AIM:
Look through the data below. Pick out the lines holding the string "attempt".

>> begin MATERIAL PROVIDED

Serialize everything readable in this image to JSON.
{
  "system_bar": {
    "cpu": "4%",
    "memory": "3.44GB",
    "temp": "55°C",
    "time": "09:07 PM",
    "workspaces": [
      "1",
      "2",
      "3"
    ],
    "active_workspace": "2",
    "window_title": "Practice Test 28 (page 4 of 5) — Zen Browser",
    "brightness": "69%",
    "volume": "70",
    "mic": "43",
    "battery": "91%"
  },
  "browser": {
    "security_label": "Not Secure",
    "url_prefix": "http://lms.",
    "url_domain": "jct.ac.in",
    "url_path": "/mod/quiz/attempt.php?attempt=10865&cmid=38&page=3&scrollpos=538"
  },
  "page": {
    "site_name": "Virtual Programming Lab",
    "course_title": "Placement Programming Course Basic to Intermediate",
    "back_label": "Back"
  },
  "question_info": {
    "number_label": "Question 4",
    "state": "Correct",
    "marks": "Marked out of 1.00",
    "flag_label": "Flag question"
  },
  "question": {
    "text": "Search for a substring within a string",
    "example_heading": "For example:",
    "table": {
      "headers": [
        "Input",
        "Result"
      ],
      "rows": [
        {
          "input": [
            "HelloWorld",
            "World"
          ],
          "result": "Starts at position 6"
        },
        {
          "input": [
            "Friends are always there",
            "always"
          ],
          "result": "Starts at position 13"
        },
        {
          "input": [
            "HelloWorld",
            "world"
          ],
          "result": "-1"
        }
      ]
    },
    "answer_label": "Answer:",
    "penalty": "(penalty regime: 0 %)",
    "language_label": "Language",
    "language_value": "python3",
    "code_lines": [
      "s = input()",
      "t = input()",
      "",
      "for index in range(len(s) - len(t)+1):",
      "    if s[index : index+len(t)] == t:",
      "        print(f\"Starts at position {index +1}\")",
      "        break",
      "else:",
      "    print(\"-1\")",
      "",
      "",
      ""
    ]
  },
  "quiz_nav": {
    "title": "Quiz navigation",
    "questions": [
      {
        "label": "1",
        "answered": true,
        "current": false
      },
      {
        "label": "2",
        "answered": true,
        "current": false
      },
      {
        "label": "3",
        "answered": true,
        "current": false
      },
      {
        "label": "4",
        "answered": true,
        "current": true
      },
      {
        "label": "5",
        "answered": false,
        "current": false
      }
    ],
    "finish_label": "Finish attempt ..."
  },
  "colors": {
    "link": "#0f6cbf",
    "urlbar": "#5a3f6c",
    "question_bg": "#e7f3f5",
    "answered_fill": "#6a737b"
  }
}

>> end MATERIAL PROVIDED

TASK RESPONSE:
    "url_path": "/mod/quiz/attempt.php?attempt=10865&cmid=38&page=3&scrollpos=538"
    "finish_label": "Finish attempt ..."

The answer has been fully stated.